TASK TO CARRY OUT — Repeat each entry in full, exactly.

GIVEN RECORDS —
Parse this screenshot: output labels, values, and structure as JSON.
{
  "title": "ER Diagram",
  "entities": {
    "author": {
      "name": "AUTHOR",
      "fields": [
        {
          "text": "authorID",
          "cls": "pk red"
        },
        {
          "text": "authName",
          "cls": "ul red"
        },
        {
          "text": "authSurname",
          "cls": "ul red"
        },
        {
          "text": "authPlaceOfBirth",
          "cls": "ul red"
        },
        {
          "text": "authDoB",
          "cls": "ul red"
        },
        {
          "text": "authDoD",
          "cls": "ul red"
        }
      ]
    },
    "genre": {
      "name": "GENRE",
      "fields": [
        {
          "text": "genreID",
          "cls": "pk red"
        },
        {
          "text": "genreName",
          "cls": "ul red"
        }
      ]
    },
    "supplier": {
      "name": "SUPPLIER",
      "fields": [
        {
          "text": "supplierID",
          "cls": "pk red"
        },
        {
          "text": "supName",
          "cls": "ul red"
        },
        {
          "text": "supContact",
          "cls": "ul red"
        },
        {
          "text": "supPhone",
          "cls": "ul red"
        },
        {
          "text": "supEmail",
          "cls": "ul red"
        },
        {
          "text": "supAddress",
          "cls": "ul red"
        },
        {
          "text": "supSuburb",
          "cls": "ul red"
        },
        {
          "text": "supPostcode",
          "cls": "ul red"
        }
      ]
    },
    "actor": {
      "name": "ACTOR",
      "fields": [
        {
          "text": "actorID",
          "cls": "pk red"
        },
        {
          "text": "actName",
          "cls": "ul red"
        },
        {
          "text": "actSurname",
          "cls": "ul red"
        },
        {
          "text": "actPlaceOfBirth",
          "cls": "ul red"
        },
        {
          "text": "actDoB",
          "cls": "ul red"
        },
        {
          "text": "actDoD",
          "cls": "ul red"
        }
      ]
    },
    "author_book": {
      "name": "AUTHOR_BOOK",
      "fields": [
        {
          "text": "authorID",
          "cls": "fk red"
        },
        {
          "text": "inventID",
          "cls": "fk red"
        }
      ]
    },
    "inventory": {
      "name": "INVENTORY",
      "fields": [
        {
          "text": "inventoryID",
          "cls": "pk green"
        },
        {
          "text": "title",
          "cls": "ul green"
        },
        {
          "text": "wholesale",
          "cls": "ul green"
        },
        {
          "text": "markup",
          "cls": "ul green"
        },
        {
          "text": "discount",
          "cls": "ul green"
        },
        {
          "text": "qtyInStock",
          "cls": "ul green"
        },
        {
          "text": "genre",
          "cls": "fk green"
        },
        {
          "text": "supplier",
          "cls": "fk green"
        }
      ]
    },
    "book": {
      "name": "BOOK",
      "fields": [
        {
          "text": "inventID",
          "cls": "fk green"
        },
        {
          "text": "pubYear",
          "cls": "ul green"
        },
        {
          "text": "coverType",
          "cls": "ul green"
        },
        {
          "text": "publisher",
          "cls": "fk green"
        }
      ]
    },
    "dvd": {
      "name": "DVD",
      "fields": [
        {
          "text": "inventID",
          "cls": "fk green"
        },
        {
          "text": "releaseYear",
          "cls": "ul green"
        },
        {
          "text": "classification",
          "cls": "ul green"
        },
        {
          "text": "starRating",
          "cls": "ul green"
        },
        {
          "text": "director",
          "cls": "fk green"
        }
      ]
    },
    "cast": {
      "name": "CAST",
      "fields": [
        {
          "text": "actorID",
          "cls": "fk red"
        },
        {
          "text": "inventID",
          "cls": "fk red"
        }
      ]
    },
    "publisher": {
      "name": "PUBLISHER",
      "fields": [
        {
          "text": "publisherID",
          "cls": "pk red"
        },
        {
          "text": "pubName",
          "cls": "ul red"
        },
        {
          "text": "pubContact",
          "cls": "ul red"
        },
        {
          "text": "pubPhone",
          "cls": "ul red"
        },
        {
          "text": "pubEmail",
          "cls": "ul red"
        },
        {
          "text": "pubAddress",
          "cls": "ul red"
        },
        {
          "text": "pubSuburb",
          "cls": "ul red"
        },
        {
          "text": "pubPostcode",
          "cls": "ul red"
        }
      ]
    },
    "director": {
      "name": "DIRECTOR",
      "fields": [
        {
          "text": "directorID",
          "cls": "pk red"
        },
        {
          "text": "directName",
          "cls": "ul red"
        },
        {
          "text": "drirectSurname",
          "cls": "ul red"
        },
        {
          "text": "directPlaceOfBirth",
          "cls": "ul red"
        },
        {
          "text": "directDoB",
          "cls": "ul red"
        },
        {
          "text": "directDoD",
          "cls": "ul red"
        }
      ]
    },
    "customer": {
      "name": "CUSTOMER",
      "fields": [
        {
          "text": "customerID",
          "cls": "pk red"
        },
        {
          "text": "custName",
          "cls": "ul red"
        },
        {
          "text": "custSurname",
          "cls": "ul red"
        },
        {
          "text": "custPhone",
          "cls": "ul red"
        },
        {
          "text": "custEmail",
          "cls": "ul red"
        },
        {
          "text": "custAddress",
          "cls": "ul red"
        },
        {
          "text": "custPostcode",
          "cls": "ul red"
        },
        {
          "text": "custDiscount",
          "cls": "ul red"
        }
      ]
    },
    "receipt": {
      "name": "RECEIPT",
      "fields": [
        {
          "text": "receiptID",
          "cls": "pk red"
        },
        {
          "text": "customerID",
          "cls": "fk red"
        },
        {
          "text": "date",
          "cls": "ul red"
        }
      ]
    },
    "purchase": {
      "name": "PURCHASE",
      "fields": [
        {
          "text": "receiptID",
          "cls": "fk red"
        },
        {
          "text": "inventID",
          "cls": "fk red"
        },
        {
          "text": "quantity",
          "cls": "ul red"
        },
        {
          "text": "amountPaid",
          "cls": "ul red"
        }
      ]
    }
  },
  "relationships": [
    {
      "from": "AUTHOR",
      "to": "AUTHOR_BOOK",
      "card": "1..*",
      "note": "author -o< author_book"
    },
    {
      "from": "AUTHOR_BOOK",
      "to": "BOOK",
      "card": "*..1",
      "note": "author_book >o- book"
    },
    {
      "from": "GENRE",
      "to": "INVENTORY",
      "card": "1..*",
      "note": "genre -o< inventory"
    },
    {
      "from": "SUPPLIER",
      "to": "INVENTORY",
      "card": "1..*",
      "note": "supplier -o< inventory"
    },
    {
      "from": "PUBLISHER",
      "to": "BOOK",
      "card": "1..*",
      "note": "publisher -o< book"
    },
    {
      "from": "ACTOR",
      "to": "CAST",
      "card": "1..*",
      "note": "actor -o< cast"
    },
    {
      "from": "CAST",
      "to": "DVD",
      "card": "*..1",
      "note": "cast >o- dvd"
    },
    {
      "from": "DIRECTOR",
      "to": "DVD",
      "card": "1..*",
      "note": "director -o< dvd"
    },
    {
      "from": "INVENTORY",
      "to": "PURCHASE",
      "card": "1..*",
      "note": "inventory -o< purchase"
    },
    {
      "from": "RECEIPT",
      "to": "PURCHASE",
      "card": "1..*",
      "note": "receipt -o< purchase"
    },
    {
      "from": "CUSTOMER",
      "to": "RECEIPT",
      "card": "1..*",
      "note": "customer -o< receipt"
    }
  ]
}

EXERCISE RESPONSE —
Parse this screenshot: output labels, values, and structure as JSON.
{
  "title": "ER Diagram",
  "entities": {
    "author": {
      "name": "AUTHOR",
      "fields": [
        {
          "text": "authorID",
          "cls": "pk red"
        },
        {
          "text": "authName",
          "cls": "ul red"
        },
        {
          "text": "authSurname",
          "cls": "ul red"
        },
        {
          "text": "authPlaceOfBirth",
          "cls": "ul red"
        },
        {
          "text": "authDoB",
          "cls": "ul red"
        },
        {
          "text": "authDoD",
          "cls": "ul red"
        }
      ]
    },
    "genre": {
      "name": "GENRE",
      "fields": [
        {
          "text": "genreID",
          "cls": "pk red"
        },
        {
          "text": "genreName",
          "cls": "ul red"
        }
      ]
    },
    "supplier": {
      "name": "SUPPLIER",
      "fields": [
        {
          "text": "supplierID",
          "cls": "pk red"
        },
        {
          "text": "supName",
          "cls": "ul red"
        },
        {
          "text": "supContact",
          "cls": "ul red"
        },
        {
          "text": "supPhone",
          "cls": "ul red"
        },
        {
          "text": "supEmail",
          "cls": "ul red"
        },
        {
          "text": "supAddress",
          "cls": "ul red"
        },
        {
          "text": "supSuburb",
          "cls": "ul red"
        },
        {
          "text": "supPostcode",
          "cls": "ul red"
        }
      ]
    },
    "actor": {
      "name": "ACTOR",
      "fields": [
        {
          "text": "actorID",
          "cls": "pk red"
        },
        {
          "text": "actName",
          "cls": "ul red"
        },
        {
          "text": "actSurname",
          "cls": "ul red"
        },
        {
          "text": "actPlaceOfBirth",
          "cls": "ul red"
        },
        {
          "text": "actDoB",
          "cls": "ul red"
        },
        {
          "text": "actDoD",
          "cls": "ul red"
        }
      ]
    },
    "author_book": {
      "name": "AUTHOR_BOOK",
      "fields": [
        {
          "text": "authorID",
          "cls": "fk red"
        },
        {
          "text": "inventID",
          "cls": "fk red"
        }
      ]
    },
    "inventory": {
      "name": "INVENTORY",
      "fields": [
        {
          "text": "inventoryID",
          "cls": "pk green"
        },
        {
          "text": "title",
          "cls": "ul green"
        },
        {
          "text": "wholesale",
          "cls": "ul green"
        },
        {
          "text": "markup",
          "cls": "ul green"
        },
        {
          "text": "discount",
          "cls": "ul green"
        },
        {
          "text": "qtyInStock",
          "cls": "ul green"
        },
        {
          "text": "genre",
          "cls": "fk green"
        },
        {
          "text": "supplier",
          "cls": "fk green"
        }
      ]
    },
    "book": {
      "name": "BOOK",
      "fields": [
        {
          "text": "inventID",
          "cls": "fk green"
        },
        {
          "text": "pubYear",
          "cls": "ul green"
        },
        {
          "text": "coverType",
          "cls": "ul green"
        },
        {
          "text": "publisher",
          "cls": "fk green"
        }
      ]
    },
    "dvd": {
      "name": "DVD",
      "fields": [
        {
          "text": "inventID",
          "cls": "fk green"
        },
        {
          "text": "releaseYear",
          "cls": "ul green"
        },
        {
          "text": "classification",
          "cls": "ul green"
        },
        {
          "text": "starRating",
          "cls": "ul green"
        },
        {
          "text": "director",
          "cls": "fk green"
        }
      ]
    },
    "cast": {
      "name": "CAST",
      "fields": [
        {
          "text": "actorID",
          "cls": "fk red"
        },
        {
          "text": "inventID",
          "cls": "fk red"
        }
      ]
    },
    "publisher": {
      "name": "PUBLISHER",
      "fields": [
        {
          "text": "publisherID",
          "cls": "pk red"
        },
        {
          "text": "pubName",
          "cls": "ul red"
        },
        {
          "text": "pubContact",
          "cls": "ul red"
        },
        {
          "text": "pubPhone",
          "cls": "ul red"
        },
        {
          "text": "pubEmail",
          "cls": "ul red"
        },
        {
          "text": "pubAddress",
          "cls": "ul red"
        },
        {
          "text": "pubSuburb",
          "cls": "ul red"
        },
        {
          "text": "pubPostcode",
          "cls": "ul red"
        }
      ]
    },
    "director": {
      "name": "DIRECTOR",
      "fields": [
        {
          "text": "directorID",
          "cls": "pk red"
        },
        {
          "text": "directName",
          "cls": "ul red"
        },
        {
          "text": "drirectSurname",
          "cls": "ul red"
        },
        {
          "text": "directPlaceOfBirth",
          "cls": "ul red"
        },
        {
          "text": "directDoB",
          "cls": "ul red"
        },
        {
          "text": "directDoD",
          "cls": "ul red"
        }
      ]
    },
    "customer": {
      "name": "CUSTOMER",
      "fields": [
        {
          "text": "customerID",
          "cls": "pk red"
        },
        {
          "text": "custName",
          "cls": "ul red"
        },
        {
          "text": "custSurname",
          "cls": "ul red"
        },
        {
          "text": "custPhone",
          "cls": "ul red"
        },
        {
          "text": "custEmail",
          "cls": "ul red"
        },
        {
          "text": "custAddress",
          "cls": "ul red"
        },
        {
          "text": "custPostcode",
          "cls": "ul red"
        },
        {
          "text": "custDiscount",
          "cls": "ul red"
        }
      ]
    },
    "receipt": {
      "name": "RECEIPT",
      "fields": [
        {
          "text": "receiptID",
          "cls": "pk red"
        },
        {
          "text": "customerID",
          "cls": "fk red"
        },
        {
          "text": "date",
          "cls": "ul red"
        }
      ]
    },
    "purchase": {
      "name": "PURCHASE",
      "fields": [
        {
          "text": "receiptID",
          "cls": "fk red"
        },
        {
          "text": "inventID",
          "cls": "fk red"
        },
        {
          "text": "quantity",
          "cls": "ul red"
        },
        {
          "text": "amountPaid",
          "cls": "ul red"
        }
      ]
    }
  },
  "relationships": [
    {
      "from": "AUTHOR",
      "to": "AUTHOR_BOOK",
      "card": "1..*",
      "note": "author -o< author_book"
    },
    {
      "from": "AUTHOR_BOOK",
      "to": "BOOK",
      "card": "*..1",
      "note": "author_book >o- book"
    },
    {
      "from": "GENRE",
      "to": "INVENTORY",
      "card": "1..*",
      "note": "genre -o< inventory"
    },
    {
      "from": "SUPPLIER",
      "to": "INVENTORY",
      "card": "1..*",
      "note": "supplier -o< inventory"
    },
    {
      "from": "PUBLISHER",
      "to": "BOOK",
      "card": "1..*",
      "note": "publisher -o< book"
    },
    {
      "from": "ACTOR",
      "to": "CAST",
      "card": "1..*",
      "note": "actor -o< cast"
    },
    {
      "from": "CAST",
      "to": "DVD",
      "card": "*..1",
      "note": "cast >o- dvd"
    },
    {
      "from": "DIRECTOR",
      "to": "DVD",
      "card": "1..*",
      "note": "director -o< dvd"
    },
    {
      "from": "INVENTORY",
      "to": "PURCHASE",
      "card": "1..*",
      "note": "inventory -o< purchase"
    },
    {
      "from": "RECEIPT",
      "to": "PURCHASE",
      "card": "1..*",
      "note": "receipt -o< purchase"
    },
    {
      "from": "CUSTOMER",
      "to": "RECEIPT",
      "card": "1..*",
      "note": "customer -o< receipt"
    }
  ]
}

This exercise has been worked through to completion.